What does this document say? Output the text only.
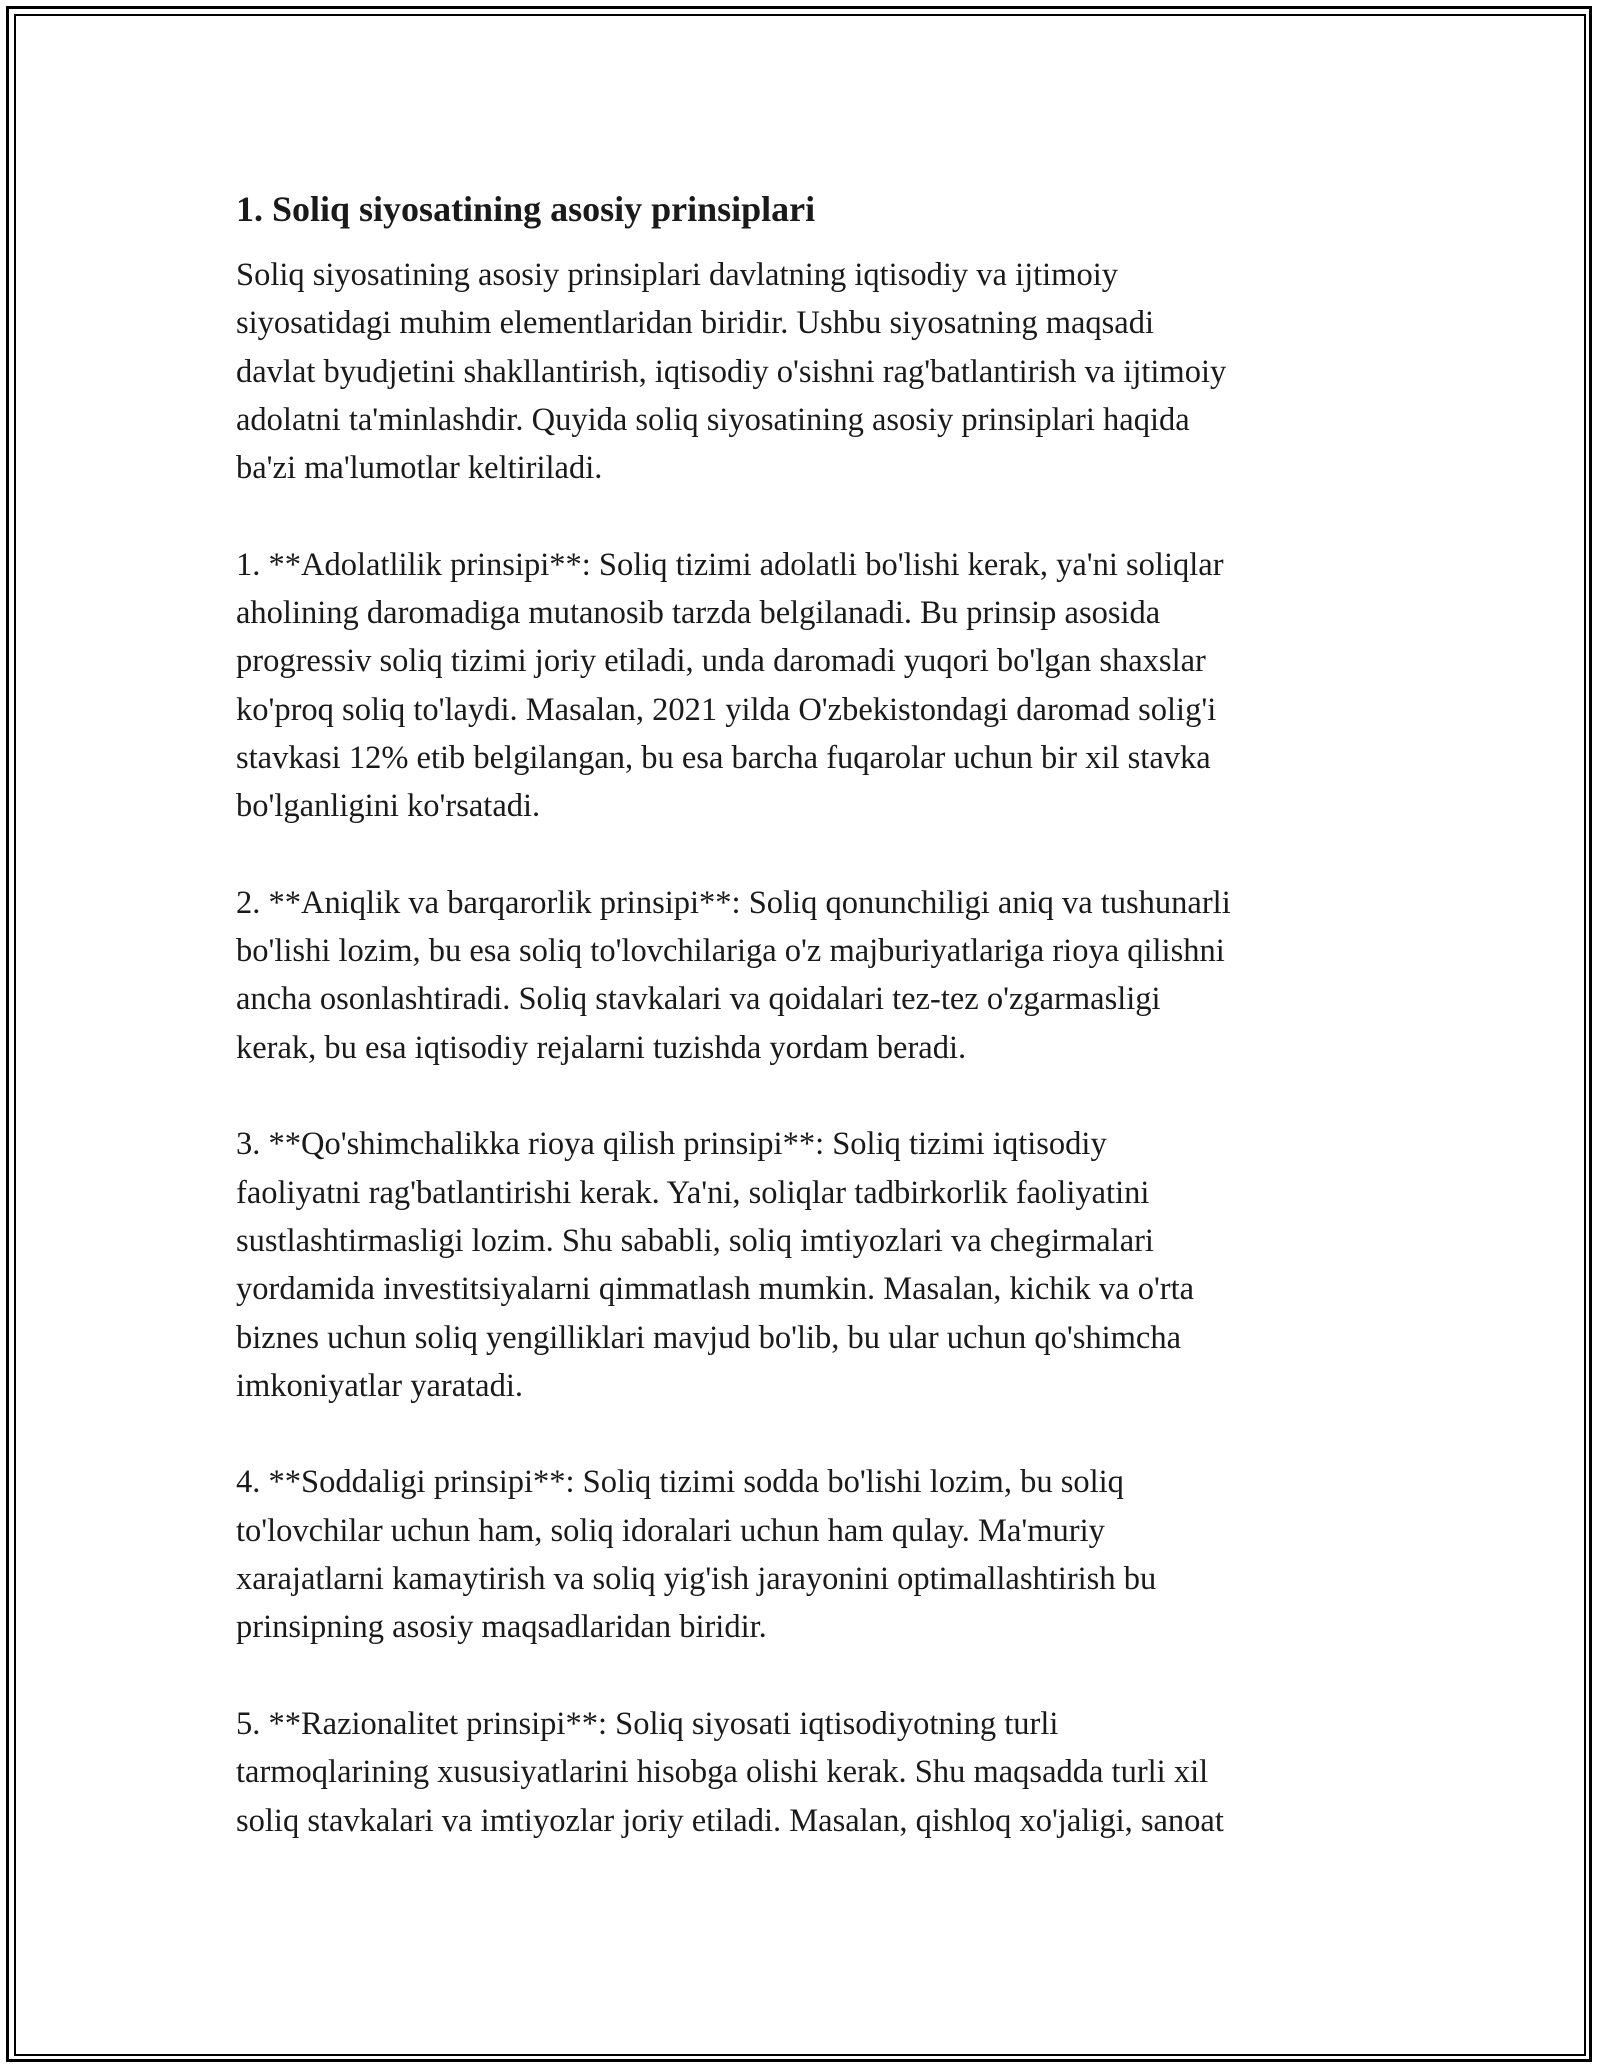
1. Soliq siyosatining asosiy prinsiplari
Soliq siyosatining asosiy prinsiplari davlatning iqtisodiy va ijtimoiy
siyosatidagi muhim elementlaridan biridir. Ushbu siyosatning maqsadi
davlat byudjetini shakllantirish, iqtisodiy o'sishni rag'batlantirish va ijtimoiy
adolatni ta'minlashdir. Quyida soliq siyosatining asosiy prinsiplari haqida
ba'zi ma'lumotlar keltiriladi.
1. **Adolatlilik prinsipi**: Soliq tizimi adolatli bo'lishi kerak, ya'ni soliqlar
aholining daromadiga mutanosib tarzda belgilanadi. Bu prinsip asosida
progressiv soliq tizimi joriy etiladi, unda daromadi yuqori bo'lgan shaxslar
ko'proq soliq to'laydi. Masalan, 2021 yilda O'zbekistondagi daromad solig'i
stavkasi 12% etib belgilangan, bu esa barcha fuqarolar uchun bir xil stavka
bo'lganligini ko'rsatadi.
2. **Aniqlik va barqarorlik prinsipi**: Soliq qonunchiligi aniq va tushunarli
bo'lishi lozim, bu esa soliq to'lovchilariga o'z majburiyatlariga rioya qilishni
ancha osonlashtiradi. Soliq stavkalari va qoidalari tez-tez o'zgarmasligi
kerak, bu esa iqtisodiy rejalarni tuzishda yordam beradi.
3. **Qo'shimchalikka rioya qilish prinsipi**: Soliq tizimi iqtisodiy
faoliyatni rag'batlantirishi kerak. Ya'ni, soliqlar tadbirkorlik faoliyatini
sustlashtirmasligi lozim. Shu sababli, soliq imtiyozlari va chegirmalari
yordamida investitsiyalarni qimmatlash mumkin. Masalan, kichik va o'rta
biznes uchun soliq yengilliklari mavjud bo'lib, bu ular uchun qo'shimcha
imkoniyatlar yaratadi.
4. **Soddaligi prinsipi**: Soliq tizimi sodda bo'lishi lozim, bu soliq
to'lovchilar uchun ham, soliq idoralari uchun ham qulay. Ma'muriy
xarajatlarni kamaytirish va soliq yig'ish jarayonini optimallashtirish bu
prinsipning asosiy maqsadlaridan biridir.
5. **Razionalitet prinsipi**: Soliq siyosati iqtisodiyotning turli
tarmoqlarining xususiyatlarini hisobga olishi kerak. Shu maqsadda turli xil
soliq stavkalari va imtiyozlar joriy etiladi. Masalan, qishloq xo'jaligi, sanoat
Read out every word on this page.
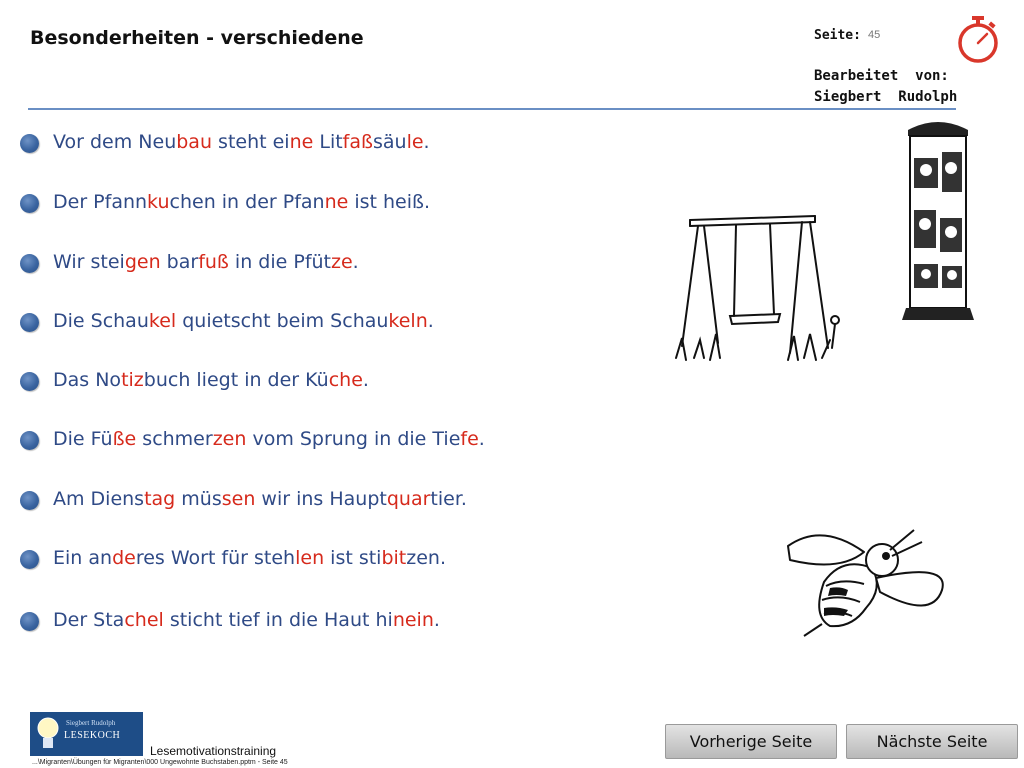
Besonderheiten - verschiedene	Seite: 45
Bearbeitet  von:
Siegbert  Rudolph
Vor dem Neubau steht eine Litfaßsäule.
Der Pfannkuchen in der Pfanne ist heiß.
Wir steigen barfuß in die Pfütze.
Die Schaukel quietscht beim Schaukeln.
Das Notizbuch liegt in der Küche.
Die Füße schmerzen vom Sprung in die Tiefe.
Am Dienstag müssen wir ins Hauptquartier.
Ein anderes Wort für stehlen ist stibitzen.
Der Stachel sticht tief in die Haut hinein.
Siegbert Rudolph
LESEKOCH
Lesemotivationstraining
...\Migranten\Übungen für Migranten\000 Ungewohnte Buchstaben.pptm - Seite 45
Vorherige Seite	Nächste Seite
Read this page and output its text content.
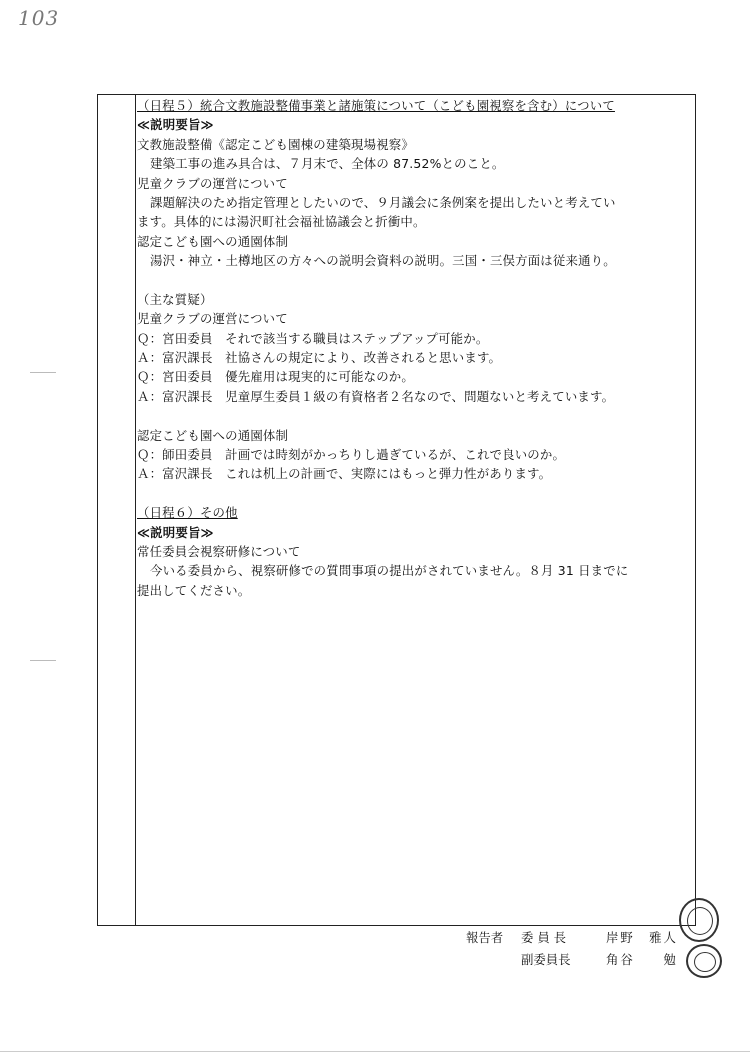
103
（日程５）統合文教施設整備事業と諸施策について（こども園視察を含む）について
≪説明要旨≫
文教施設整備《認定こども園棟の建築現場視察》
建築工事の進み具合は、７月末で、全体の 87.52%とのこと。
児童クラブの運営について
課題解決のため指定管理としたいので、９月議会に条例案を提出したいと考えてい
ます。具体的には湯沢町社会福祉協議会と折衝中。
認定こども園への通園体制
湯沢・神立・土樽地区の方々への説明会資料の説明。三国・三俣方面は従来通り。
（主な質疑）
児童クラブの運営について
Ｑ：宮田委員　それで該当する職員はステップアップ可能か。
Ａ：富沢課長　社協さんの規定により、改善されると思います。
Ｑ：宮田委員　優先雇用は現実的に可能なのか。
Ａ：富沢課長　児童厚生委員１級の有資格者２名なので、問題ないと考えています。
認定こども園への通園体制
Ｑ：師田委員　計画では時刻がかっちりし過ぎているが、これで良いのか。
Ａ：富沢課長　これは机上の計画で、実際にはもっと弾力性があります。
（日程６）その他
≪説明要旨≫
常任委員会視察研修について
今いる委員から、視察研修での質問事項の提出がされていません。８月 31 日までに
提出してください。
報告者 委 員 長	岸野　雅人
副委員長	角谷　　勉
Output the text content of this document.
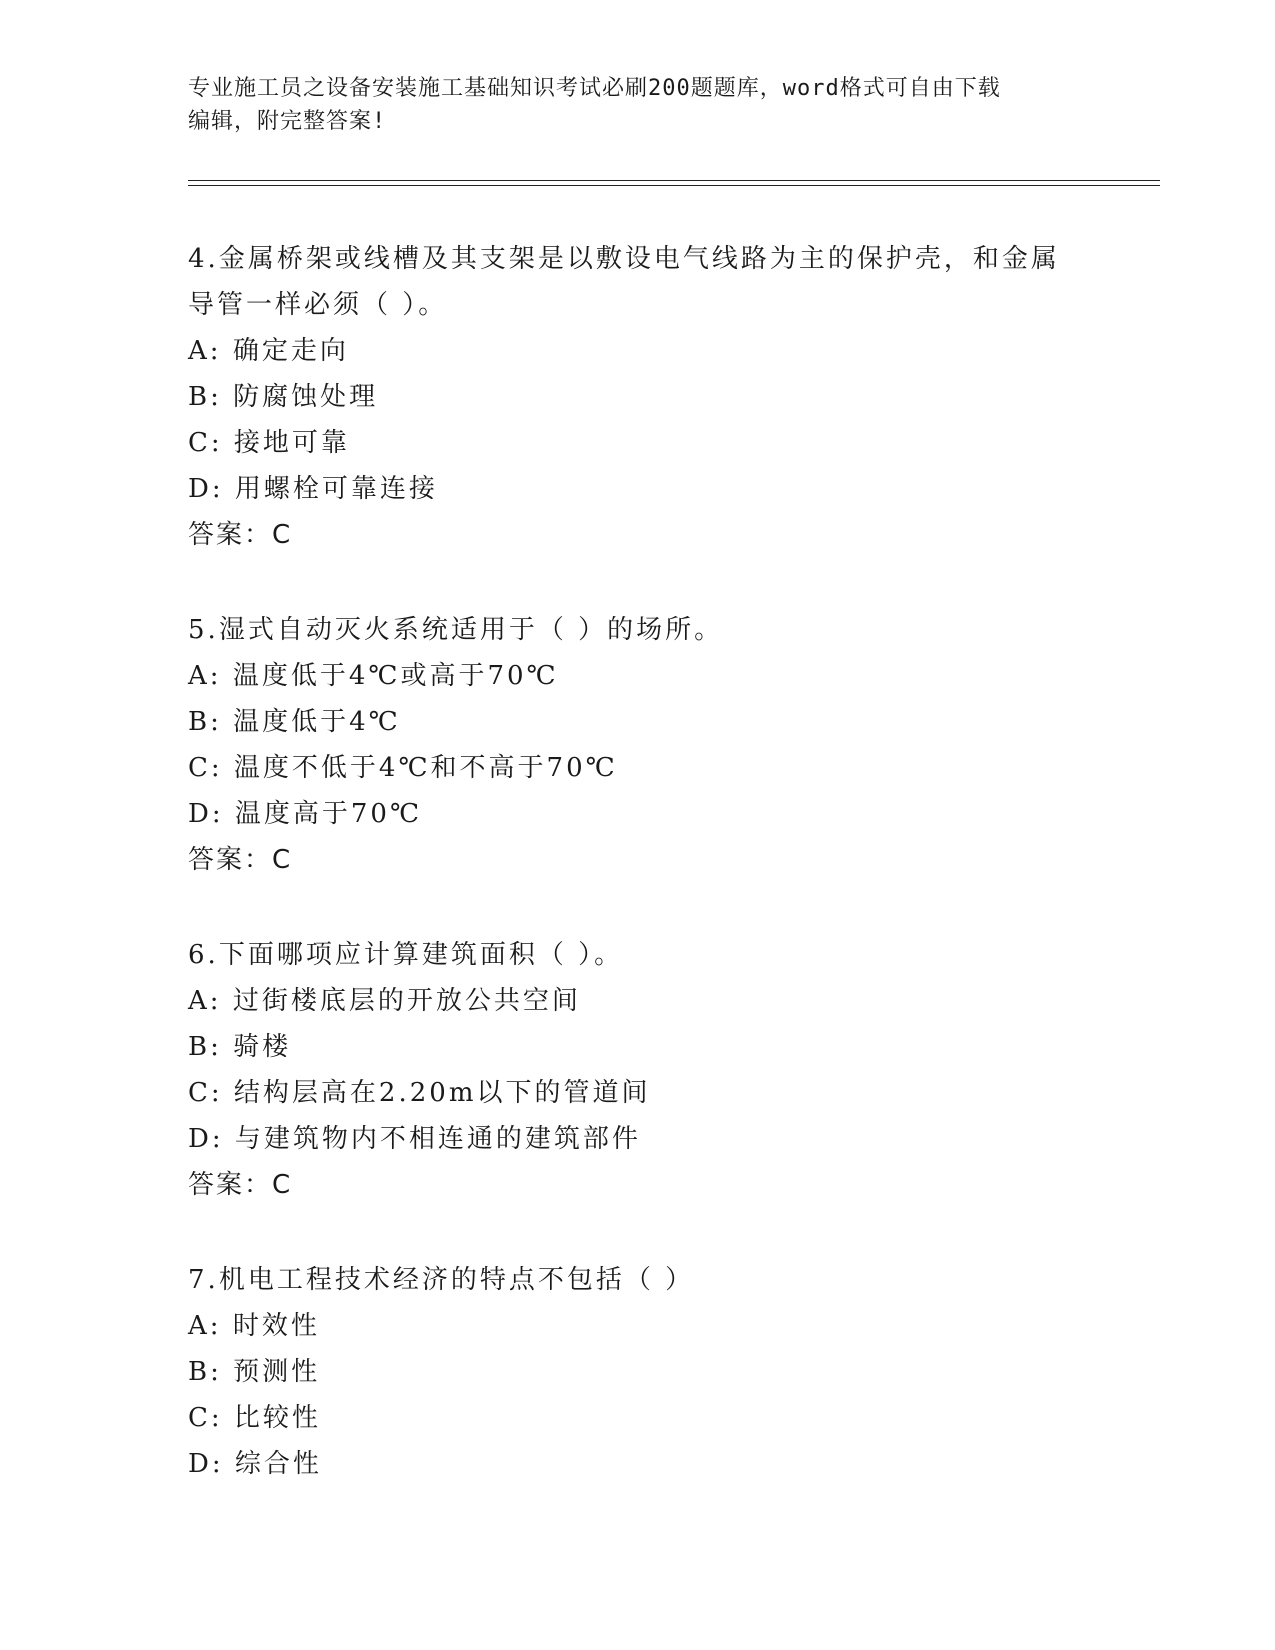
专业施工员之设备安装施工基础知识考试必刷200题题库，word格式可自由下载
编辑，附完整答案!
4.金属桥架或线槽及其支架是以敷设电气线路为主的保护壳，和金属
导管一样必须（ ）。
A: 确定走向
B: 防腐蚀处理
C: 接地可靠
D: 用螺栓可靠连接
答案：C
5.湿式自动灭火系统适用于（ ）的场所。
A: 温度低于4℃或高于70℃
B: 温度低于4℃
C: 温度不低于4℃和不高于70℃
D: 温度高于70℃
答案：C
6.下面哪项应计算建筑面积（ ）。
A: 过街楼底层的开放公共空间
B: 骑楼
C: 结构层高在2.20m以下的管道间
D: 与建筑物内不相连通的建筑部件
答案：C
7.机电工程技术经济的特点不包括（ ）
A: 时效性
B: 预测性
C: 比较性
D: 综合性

▶ [Stated problem]:
Write out, exactly as given, the line containing "Read out every word on this page." and every line after it through the end, with no pictures.

▶ [The completed task]:
Read out every word on this page.
Besonderheiten - verschiedene	Seite: 45
Bearbeitet  von:
Siegbert  Rudolph
Vor dem Neubau steht eine Litfaßsäule.
Der Pfannkuchen in der Pfanne ist heiß.
Wir steigen barfuß in die Pfütze.
Die Schaukel quietscht beim Schaukeln.
Das Notizbuch liegt in der Küche.
Die Füße schmerzen vom Sprung in die Tiefe.
Am Dienstag müssen wir ins Hauptquartier.
Ein anderes Wort für stehlen ist stibitzen.
Der Stachel sticht tief in die Haut hinein.
Siegbert Rudolph
LESEKOCH
Lesemotivationstraining
...\Migranten\Übungen für Migranten\000 Ungewohnte Buchstaben.pptm - Seite 45
Vorherige Seite	Nächste Seite
Read this page and output its text content.
103
（日程５）統合文教施設整備事業と諸施策について（こども園視察を含む）について
≪説明要旨≫
文教施設整備《認定こども園棟の建築現場視察》
建築工事の進み具合は、７月末で、全体の 87.52%とのこと。
児童クラブの運営について
課題解決のため指定管理としたいので、９月議会に条例案を提出したいと考えてい
ます。具体的には湯沢町社会福祉協議会と折衝中。
認定こども園への通園体制
湯沢・神立・土樽地区の方々への説明会資料の説明。三国・三俣方面は従来通り。
（主な質疑）
児童クラブの運営について
Ｑ：宮田委員　それで該当する職員はステップアップ可能か。
Ａ：富沢課長　社協さんの規定により、改善されると思います。
Ｑ：宮田委員　優先雇用は現実的に可能なのか。
Ａ：富沢課長　児童厚生委員１級の有資格者２名なので、問題ないと考えています。
認定こども園への通園体制
Ｑ：師田委員　計画では時刻がかっちりし過ぎているが、これで良いのか。
Ａ：富沢課長　これは机上の計画で、実際にはもっと弾力性があります。
（日程６）その他
≪説明要旨≫
常任委員会視察研修について
今いる委員から、視察研修での質問事項の提出がされていません。８月 31 日までに
提出してください。
報告者 委 員 長	岸野　雅人
副委員長	角谷　　勉
Output the text content of this document.
专业施工员之设备安装施工基础知识考试必刷200题题库，word格式可自由下载
编辑，附完整答案!
4.金属桥架或线槽及其支架是以敷设电气线路为主的保护壳，和金属
导管一样必须（ ）。
A: 确定走向
B: 防腐蚀处理
C: 接地可靠
D: 用螺栓可靠连接
答案：C
5.湿式自动灭火系统适用于（ ）的场所。
A: 温度低于4℃或高于70℃
B: 温度低于4℃
C: 温度不低于4℃和不高于70℃
D: 温度高于70℃
答案：C
6.下面哪项应计算建筑面积（ ）。
A: 过街楼底层的开放公共空间
B: 骑楼
C: 结构层高在2.20m以下的管道间
D: 与建筑物内不相连通的建筑部件
答案：C
7.机电工程技术经济的特点不包括（ ）
A: 时效性
B: 预测性
C: 比较性
D: 综合性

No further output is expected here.